Start of The records
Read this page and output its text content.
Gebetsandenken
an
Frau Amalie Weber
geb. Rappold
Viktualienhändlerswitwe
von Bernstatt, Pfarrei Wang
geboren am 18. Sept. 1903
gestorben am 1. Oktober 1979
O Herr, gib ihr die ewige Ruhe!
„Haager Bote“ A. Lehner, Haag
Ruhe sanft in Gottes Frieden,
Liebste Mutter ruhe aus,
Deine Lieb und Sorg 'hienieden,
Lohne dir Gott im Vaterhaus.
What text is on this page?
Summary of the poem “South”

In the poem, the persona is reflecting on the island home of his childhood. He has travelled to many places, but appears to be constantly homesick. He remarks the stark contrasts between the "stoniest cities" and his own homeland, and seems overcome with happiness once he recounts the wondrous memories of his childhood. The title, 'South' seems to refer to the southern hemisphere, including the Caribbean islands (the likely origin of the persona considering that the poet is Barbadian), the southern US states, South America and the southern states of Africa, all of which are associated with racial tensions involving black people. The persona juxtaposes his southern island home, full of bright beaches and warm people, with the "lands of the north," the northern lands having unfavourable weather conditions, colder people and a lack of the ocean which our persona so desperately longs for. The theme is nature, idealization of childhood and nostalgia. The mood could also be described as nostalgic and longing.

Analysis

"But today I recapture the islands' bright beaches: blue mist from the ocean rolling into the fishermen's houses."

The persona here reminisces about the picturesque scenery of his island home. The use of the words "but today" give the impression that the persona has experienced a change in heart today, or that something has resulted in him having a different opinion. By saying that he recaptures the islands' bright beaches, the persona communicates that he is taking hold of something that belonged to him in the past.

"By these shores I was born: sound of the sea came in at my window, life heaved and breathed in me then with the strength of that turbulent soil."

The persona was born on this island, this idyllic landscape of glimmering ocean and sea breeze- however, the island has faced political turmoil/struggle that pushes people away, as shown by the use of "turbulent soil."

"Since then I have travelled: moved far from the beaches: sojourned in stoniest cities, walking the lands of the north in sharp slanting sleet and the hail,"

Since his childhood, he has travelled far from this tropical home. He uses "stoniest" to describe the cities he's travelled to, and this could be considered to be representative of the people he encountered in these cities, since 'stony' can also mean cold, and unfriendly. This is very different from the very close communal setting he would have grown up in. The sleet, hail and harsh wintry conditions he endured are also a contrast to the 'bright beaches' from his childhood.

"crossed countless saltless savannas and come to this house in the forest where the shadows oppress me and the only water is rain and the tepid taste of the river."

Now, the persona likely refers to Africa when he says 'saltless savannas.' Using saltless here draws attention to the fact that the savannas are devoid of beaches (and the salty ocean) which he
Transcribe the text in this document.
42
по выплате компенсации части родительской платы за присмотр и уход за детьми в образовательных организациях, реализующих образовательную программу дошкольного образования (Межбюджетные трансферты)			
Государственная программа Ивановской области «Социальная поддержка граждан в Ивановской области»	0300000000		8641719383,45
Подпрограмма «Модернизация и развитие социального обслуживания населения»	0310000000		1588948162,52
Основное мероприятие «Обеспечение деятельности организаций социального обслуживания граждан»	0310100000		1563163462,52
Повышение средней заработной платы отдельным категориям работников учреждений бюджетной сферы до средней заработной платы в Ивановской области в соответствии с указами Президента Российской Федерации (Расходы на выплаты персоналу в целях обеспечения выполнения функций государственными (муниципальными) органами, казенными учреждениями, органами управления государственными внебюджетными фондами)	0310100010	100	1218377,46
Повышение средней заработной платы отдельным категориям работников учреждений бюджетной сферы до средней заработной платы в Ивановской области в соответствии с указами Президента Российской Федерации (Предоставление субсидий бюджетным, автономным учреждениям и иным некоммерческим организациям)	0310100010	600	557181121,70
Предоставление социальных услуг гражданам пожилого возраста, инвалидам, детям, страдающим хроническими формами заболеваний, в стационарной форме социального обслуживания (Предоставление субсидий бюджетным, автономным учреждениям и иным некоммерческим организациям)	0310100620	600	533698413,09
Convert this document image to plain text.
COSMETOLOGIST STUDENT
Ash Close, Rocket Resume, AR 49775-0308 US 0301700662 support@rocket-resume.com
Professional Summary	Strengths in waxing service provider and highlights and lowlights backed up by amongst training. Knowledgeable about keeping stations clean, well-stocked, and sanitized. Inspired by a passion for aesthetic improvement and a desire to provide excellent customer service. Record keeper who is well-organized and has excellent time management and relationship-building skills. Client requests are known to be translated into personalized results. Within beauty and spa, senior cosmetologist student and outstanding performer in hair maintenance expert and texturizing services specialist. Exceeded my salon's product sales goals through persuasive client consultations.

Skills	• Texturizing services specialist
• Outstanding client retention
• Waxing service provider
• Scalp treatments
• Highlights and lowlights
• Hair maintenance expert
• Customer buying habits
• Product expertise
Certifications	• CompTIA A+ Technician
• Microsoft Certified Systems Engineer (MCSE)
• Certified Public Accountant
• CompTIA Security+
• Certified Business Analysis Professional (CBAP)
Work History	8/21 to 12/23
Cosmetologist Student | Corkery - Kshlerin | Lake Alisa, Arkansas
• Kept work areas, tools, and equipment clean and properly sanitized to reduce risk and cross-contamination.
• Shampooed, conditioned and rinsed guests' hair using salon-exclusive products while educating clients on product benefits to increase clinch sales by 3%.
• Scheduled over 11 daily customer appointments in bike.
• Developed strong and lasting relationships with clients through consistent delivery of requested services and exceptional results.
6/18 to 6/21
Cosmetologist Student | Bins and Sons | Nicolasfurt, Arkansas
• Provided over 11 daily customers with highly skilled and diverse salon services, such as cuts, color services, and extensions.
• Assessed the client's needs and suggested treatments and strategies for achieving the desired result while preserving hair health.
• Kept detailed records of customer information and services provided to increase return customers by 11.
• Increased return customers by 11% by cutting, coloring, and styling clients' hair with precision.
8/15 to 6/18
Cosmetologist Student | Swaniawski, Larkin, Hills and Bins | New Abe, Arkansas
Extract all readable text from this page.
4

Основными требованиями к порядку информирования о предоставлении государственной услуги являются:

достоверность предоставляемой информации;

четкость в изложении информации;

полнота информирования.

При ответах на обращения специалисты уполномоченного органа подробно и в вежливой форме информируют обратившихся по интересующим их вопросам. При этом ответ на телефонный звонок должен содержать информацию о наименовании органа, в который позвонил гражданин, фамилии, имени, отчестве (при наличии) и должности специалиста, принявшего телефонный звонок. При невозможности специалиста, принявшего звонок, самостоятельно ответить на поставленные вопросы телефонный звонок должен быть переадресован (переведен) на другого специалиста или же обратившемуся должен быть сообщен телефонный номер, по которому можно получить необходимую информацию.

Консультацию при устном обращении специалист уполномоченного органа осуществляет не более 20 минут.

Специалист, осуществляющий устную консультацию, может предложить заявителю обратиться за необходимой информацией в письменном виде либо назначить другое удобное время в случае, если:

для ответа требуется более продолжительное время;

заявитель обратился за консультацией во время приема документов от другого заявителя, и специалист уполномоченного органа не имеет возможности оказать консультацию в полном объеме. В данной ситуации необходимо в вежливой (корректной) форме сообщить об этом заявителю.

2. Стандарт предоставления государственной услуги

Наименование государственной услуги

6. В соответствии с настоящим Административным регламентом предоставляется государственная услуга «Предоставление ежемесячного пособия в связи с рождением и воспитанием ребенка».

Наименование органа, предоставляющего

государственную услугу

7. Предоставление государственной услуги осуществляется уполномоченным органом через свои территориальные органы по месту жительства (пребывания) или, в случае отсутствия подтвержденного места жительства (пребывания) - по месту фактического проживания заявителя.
End of The records
*What this task involves*. Once more, set down the full listing, verbatim.

*Solution to this task*.
Read this page and output its text content.
Gebetsandenken
an
Frau Amalie Weber
geb. Rappold
Viktualienhändlerswitwe
von Bernstatt, Pfarrei Wang
geboren am 18. Sept. 1903
gestorben am 1. Oktober 1979
O Herr, gib ihr die ewige Ruhe!
„Haager Bote“ A. Lehner, Haag
Ruhe sanft in Gottes Frieden,
Liebste Mutter ruhe aus,
Deine Lieb und Sorg 'hienieden,
Lohne dir Gott im Vaterhaus.
What text is on this page?
Summary of the poem “South”

In the poem, the persona is reflecting on the island home of his childhood. He has travelled to many places, but appears to be constantly homesick. He remarks the stark contrasts between the "stoniest cities" and his own homeland, and seems overcome with happiness once he recounts the wondrous memories of his childhood. The title, 'South' seems to refer to the southern hemisphere, including the Caribbean islands (the likely origin of the persona considering that the poet is Barbadian), the southern US states, South America and the southern states of Africa, all of which are associated with racial tensions involving black people. The persona juxtaposes his southern island home, full of bright beaches and warm people, with the "lands of the north," the northern lands having unfavourable weather conditions, colder people and a lack of the ocean which our persona so desperately longs for. The theme is nature, idealization of childhood and nostalgia. The mood could also be described as nostalgic and longing.

Analysis

"But today I recapture the islands' bright beaches: blue mist from the ocean rolling into the fishermen's houses."

The persona here reminisces about the picturesque scenery of his island home. The use of the words "but today" give the impression that the persona has experienced a change in heart today, or that something has resulted in him having a different opinion. By saying that he recaptures the islands' bright beaches, the persona communicates that he is taking hold of something that belonged to him in the past.

"By these shores I was born: sound of the sea came in at my window, life heaved and breathed in me then with the strength of that turbulent soil."

The persona was born on this island, this idyllic landscape of glimmering ocean and sea breeze- however, the island has faced political turmoil/struggle that pushes people away, as shown by the use of "turbulent soil."

"Since then I have travelled: moved far from the beaches: sojourned in stoniest cities, walking the lands of the north in sharp slanting sleet and the hail,"

Since his childhood, he has travelled far from this tropical home. He uses "stoniest" to describe the cities he's travelled to, and this could be considered to be representative of the people he encountered in these cities, since 'stony' can also mean cold, and unfriendly. This is very different from the very close communal setting he would have grown up in. The sleet, hail and harsh wintry conditions he endured are also a contrast to the 'bright beaches' from his childhood.

"crossed countless saltless savannas and come to this house in the forest where the shadows oppress me and the only water is rain and the tepid taste of the river."

Now, the persona likely refers to Africa when he says 'saltless savannas.' Using saltless here draws attention to the fact that the savannas are devoid of beaches (and the salty ocean) which he
Transcribe the text in this document.
42
по выплате компенсации части родительской платы за присмотр и уход за детьми в образовательных организациях, реализующих образовательную программу дошкольного образования (Межбюджетные трансферты)			
Государственная программа Ивановской области «Социальная поддержка граждан в Ивановской области»	0300000000		8641719383,45
Подпрограмма «Модернизация и развитие социального обслуживания населения»	0310000000		1588948162,52
Основное мероприятие «Обеспечение деятельности организаций социального обслуживания граждан»	0310100000		1563163462,52
Повышение средней заработной платы отдельным категориям работников учреждений бюджетной сферы до средней заработной платы в Ивановской области в соответствии с указами Президента Российской Федерации (Расходы на выплаты персоналу в целях обеспечения выполнения функций государственными (муниципальными) органами, казенными учреждениями, органами управления государственными внебюджетными фондами)	0310100010	100	1218377,46
Повышение средней заработной платы отдельным категориям работников учреждений бюджетной сферы до средней заработной платы в Ивановской области в соответствии с указами Президента Российской Федерации (Предоставление субсидий бюджетным, автономным учреждениям и иным некоммерческим организациям)	0310100010	600	557181121,70
Предоставление социальных услуг гражданам пожилого возраста, инвалидам, детям, страдающим хроническими формами заболеваний, в стационарной форме социального обслуживания (Предоставление субсидий бюджетным, автономным учреждениям и иным некоммерческим организациям)	0310100620	600	533698413,09
Convert this document image to plain text.
COSMETOLOGIST STUDENT
Ash Close, Rocket Resume, AR 49775-0308 US 0301700662 support@rocket-resume.com
Professional Summary	Strengths in waxing service provider and highlights and lowlights backed up by amongst training. Knowledgeable about keeping stations clean, well-stocked, and sanitized. Inspired by a passion for aesthetic improvement and a desire to provide excellent customer service. Record keeper who is well-organized and has excellent time management and relationship-building skills. Client requests are known to be translated into personalized results. Within beauty and spa, senior cosmetologist student and outstanding performer in hair maintenance expert and texturizing services specialist. Exceeded my salon's product sales goals through persuasive client consultations.

Skills	• Texturizing services specialist
• Outstanding client retention
• Waxing service provider
• Scalp treatments
• Highlights and lowlights
• Hair maintenance expert
• Customer buying habits
• Product expertise
Certifications	• CompTIA A+ Technician
• Microsoft Certified Systems Engineer (MCSE)
• Certified Public Accountant
• CompTIA Security+
• Certified Business Analysis Professional (CBAP)
Work History	8/21 to 12/23
Cosmetologist Student | Corkery - Kshlerin | Lake Alisa, Arkansas
• Kept work areas, tools, and equipment clean and properly sanitized to reduce risk and cross-contamination.
• Shampooed, conditioned and rinsed guests' hair using salon-exclusive products while educating clients on product benefits to increase clinch sales by 3%.
• Scheduled over 11 daily customer appointments in bike.
• Developed strong and lasting relationships with clients through consistent delivery of requested services and exceptional results.
6/18 to 6/21
Cosmetologist Student | Bins and Sons | Nicolasfurt, Arkansas
• Provided over 11 daily customers with highly skilled and diverse salon services, such as cuts, color services, and extensions.
• Assessed the client's needs and suggested treatments and strategies for achieving the desired result while preserving hair health.
• Kept detailed records of customer information and services provided to increase return customers by 11.
• Increased return customers by 11% by cutting, coloring, and styling clients' hair with precision.
8/15 to 6/18
Cosmetologist Student | Swaniawski, Larkin, Hills and Bins | New Abe, Arkansas
Extract all readable text from this page.
4

Основными требованиями к порядку информирования о предоставлении государственной услуги являются:

достоверность предоставляемой информации;

четкость в изложении информации;

полнота информирования.

При ответах на обращения специалисты уполномоченного органа подробно и в вежливой форме информируют обратившихся по интересующим их вопросам. При этом ответ на телефонный звонок должен содержать информацию о наименовании органа, в который позвонил гражданин, фамилии, имени, отчестве (при наличии) и должности специалиста, принявшего телефонный звонок. При невозможности специалиста, принявшего звонок, самостоятельно ответить на поставленные вопросы телефонный звонок должен быть переадресован (переведен) на другого специалиста или же обратившемуся должен быть сообщен телефонный номер, по которому можно получить необходимую информацию.

Консультацию при устном обращении специалист уполномоченного органа осуществляет не более 20 минут.

Специалист, осуществляющий устную консультацию, может предложить заявителю обратиться за необходимой информацией в письменном виде либо назначить другое удобное время в случае, если:

для ответа требуется более продолжительное время;

заявитель обратился за консультацией во время приема документов от другого заявителя, и специалист уполномоченного органа не имеет возможности оказать консультацию в полном объеме. В данной ситуации необходимо в вежливой (корректной) форме сообщить об этом заявителю.

2. Стандарт предоставления государственной услуги

Наименование государственной услуги

6. В соответствии с настоящим Административным регламентом предоставляется государственная услуга «Предоставление ежемесячного пособия в связи с рождением и воспитанием ребенка».

Наименование органа, предоставляющего

государственную услугу

7. Предоставление государственной услуги осуществляется уполномоченным органом через свои территориальные органы по месту жительства (пребывания) или, в случае отсутствия подтвержденного места жительства (пребывания) - по месту фактического проживания заявителя.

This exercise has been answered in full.